--- STATED TASK ---
List, from the lines below, each one with "định" in it.

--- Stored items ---
----
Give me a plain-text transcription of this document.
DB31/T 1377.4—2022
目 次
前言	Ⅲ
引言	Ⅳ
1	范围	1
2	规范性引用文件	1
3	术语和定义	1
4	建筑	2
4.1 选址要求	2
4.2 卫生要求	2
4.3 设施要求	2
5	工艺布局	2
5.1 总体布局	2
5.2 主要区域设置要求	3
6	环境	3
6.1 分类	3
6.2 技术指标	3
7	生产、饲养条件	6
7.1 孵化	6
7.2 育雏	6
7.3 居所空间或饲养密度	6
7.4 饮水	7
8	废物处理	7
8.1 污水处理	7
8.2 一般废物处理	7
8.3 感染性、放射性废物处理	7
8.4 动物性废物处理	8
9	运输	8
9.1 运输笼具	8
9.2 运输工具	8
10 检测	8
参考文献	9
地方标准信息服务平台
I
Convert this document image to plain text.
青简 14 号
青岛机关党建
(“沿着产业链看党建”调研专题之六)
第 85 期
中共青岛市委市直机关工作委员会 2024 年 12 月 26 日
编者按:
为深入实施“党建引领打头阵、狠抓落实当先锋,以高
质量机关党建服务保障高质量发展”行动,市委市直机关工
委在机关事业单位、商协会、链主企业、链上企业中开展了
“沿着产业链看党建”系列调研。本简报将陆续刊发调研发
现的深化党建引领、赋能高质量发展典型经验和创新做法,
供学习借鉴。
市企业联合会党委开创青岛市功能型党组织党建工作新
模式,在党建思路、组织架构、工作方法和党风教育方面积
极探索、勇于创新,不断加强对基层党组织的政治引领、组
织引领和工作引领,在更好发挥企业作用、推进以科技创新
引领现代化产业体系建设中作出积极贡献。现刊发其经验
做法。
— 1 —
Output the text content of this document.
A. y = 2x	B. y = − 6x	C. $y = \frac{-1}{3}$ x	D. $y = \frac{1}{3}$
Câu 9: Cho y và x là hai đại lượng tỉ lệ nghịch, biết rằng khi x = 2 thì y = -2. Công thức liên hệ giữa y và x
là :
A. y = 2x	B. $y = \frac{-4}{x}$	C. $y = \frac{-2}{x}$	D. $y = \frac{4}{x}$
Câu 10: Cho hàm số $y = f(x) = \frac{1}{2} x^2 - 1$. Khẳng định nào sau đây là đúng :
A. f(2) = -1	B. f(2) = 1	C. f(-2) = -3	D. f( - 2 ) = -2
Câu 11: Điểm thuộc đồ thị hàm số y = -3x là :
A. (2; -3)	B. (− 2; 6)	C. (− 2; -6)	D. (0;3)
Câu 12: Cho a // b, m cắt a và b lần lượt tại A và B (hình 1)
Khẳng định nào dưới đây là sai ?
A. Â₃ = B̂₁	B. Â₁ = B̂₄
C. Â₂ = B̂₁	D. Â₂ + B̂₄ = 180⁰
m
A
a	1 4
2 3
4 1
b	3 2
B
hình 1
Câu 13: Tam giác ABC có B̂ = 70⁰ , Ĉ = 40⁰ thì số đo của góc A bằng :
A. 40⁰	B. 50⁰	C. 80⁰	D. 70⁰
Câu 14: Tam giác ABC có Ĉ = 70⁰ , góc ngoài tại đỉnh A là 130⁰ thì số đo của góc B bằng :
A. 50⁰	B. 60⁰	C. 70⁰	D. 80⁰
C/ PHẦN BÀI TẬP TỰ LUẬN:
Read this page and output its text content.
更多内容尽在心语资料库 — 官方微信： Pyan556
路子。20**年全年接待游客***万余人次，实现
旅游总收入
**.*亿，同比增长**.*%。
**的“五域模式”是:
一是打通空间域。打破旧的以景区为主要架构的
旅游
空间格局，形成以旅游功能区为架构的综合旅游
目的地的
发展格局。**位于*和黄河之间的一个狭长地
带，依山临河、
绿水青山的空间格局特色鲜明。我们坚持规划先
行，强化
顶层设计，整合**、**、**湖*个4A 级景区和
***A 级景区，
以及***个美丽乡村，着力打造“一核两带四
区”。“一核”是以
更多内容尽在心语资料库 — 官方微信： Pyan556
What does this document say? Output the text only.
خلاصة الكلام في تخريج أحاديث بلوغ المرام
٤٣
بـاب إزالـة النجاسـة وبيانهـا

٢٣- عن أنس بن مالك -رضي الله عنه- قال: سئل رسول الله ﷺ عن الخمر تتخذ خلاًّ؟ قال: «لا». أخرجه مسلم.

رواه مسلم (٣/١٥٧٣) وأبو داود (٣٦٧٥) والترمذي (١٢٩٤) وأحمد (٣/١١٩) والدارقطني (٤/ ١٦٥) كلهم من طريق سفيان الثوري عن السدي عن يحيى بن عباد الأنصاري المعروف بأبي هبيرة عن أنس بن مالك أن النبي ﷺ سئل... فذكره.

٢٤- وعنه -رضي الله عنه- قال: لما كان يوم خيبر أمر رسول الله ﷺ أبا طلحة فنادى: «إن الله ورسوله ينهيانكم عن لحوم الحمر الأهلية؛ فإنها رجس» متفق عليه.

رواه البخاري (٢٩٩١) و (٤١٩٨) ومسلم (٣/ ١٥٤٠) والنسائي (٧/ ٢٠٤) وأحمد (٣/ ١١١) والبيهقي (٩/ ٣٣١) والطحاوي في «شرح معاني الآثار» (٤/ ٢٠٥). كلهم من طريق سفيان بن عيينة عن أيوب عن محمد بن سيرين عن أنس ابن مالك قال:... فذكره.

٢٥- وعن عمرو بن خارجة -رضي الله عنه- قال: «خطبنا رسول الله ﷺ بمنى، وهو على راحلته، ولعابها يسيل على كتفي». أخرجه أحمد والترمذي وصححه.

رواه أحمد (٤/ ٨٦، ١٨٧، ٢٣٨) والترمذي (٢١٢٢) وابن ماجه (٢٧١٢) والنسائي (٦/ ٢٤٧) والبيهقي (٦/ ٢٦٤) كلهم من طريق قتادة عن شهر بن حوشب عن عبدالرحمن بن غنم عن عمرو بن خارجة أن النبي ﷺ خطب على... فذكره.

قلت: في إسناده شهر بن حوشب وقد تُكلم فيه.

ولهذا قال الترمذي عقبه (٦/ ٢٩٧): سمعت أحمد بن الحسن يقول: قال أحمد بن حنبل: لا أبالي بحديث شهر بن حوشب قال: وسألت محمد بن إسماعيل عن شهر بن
----
--- RESULT ---
Câu 10: Cho hàm số $y = f(x) = \frac{1}{2} x^2 - 1$. Khẳng định nào sau đây là đúng :
Khẳng định nào dưới đây là sai ?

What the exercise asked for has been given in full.